• PROBLEM TO WORK ON: Extract all lines containing "name".

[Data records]
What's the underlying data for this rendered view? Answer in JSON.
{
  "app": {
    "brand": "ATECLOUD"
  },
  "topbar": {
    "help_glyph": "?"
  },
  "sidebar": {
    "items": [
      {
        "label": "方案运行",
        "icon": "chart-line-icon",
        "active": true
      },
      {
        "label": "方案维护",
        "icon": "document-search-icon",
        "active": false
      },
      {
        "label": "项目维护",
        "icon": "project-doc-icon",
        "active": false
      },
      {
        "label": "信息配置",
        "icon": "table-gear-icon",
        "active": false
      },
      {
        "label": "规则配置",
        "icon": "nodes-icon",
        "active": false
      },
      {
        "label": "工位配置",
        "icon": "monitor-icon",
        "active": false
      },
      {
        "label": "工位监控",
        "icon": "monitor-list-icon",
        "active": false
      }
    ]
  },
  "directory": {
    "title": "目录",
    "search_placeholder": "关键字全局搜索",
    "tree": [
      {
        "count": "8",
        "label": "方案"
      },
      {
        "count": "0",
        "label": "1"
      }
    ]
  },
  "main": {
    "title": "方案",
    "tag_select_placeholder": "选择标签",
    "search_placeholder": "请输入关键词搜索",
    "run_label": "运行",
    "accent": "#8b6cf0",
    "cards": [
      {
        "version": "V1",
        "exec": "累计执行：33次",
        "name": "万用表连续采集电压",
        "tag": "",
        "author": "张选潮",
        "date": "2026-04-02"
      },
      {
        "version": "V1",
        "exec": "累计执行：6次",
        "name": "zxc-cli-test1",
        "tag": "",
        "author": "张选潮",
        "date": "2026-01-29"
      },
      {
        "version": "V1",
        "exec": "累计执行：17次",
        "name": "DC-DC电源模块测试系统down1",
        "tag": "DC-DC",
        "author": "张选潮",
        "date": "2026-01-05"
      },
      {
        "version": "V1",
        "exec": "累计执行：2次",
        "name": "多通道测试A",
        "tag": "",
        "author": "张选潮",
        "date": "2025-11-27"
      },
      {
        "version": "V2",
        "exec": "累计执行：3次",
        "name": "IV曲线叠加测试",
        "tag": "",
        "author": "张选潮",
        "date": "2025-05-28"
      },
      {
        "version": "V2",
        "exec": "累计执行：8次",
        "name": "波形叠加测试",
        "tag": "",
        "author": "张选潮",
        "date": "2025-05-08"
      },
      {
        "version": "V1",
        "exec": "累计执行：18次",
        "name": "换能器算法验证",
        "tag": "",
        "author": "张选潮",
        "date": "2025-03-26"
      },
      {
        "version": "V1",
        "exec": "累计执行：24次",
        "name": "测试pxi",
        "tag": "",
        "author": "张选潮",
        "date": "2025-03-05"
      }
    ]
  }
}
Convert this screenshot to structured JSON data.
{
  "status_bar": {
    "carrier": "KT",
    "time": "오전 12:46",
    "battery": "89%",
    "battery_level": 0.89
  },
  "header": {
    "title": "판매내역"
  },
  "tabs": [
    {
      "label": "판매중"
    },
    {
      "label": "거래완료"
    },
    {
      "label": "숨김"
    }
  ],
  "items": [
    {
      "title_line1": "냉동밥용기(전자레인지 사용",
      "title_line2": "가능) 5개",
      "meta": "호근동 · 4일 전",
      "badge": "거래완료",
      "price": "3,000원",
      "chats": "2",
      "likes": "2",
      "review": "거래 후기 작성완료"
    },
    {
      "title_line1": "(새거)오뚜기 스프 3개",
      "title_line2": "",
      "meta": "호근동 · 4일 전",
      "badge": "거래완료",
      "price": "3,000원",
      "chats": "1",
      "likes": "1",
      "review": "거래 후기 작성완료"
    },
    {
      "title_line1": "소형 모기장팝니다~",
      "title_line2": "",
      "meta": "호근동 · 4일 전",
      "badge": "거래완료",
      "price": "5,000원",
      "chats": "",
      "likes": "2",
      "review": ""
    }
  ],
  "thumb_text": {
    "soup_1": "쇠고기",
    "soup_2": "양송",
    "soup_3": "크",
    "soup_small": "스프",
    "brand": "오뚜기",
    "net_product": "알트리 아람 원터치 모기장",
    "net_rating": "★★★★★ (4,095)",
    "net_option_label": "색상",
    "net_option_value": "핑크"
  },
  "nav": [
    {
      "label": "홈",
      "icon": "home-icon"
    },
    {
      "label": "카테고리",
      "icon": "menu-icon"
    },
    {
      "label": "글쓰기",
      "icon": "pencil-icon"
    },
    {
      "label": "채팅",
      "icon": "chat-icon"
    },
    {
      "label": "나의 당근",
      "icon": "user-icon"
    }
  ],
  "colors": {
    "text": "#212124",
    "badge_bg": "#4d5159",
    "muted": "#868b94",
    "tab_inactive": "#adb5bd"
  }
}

• PROBLEM SOLUTION:
        "name": "万用表连续采集电压",
        "name": "zxc-cli-test1",
        "name": "DC-DC电源模块测试系统down1",
        "name": "多通道测试A",
        "name": "IV曲线叠加测试",
        "name": "波形叠加测试",
        "name": "换能器算法验证",
        "name": "测试pxi",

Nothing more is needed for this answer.